Aim of the exercise: The entries need to be copied exactly.

Saved entries:
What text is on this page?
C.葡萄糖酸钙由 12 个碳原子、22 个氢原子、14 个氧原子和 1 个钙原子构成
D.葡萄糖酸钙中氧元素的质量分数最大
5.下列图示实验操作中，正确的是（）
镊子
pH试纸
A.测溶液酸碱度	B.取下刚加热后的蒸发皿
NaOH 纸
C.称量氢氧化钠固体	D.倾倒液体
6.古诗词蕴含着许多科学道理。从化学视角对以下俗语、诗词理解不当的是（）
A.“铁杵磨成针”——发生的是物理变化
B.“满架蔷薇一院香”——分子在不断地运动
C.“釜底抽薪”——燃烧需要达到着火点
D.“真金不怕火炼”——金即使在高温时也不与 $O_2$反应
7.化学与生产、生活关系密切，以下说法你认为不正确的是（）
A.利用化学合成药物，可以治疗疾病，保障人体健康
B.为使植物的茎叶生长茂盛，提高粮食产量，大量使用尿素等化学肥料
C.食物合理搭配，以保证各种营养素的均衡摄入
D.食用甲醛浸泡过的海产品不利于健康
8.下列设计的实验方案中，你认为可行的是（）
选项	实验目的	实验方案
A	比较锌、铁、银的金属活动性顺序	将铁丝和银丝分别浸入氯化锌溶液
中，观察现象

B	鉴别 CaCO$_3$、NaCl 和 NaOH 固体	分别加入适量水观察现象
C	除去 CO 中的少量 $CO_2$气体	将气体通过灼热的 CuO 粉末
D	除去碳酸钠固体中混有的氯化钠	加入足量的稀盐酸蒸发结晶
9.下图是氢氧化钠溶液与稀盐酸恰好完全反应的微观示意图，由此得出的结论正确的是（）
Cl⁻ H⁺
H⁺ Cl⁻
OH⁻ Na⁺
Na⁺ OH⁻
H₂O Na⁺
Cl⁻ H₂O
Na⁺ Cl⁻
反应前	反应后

Completed task:
What text is on this page?
C.葡萄糖酸钙由 12 个碳原子、22 个氢原子、14 个氧原子和 1 个钙原子构成
D.葡萄糖酸钙中氧元素的质量分数最大
5.下列图示实验操作中，正确的是（）
镊子
pH试纸
A.测溶液酸碱度	B.取下刚加热后的蒸发皿
NaOH 纸
C.称量氢氧化钠固体	D.倾倒液体
6.古诗词蕴含着许多科学道理。从化学视角对以下俗语、诗词理解不当的是（）
A.“铁杵磨成针”——发生的是物理变化
B.“满架蔷薇一院香”——分子在不断地运动
C.“釜底抽薪”——燃烧需要达到着火点
D.“真金不怕火炼”——金即使在高温时也不与 $O_2$反应
7.化学与生产、生活关系密切，以下说法你认为不正确的是（）
A.利用化学合成药物，可以治疗疾病，保障人体健康
B.为使植物的茎叶生长茂盛，提高粮食产量，大量使用尿素等化学肥料
C.食物合理搭配，以保证各种营养素的均衡摄入
D.食用甲醛浸泡过的海产品不利于健康
8.下列设计的实验方案中，你认为可行的是（）
选项	实验目的	实验方案
A	比较锌、铁、银的金属活动性顺序	将铁丝和银丝分别浸入氯化锌溶液
中，观察现象

B	鉴别 CaCO$_3$、NaCl 和 NaOH 固体	分别加入适量水观察现象
C	除去 CO 中的少量 $CO_2$气体	将气体通过灼热的 CuO 粉末
D	除去碳酸钠固体中混有的氯化钠	加入足量的稀盐酸蒸发结晶
9.下图是氢氧化钠溶液与稀盐酸恰好完全反应的微观示意图，由此得出的结论正确的是（）
Cl⁻ H⁺
H⁺ Cl⁻
OH⁻ Na⁺
Na⁺ OH⁻
H₂O Na⁺
Cl⁻ H₂O
Na⁺ Cl⁻
反应前	反应后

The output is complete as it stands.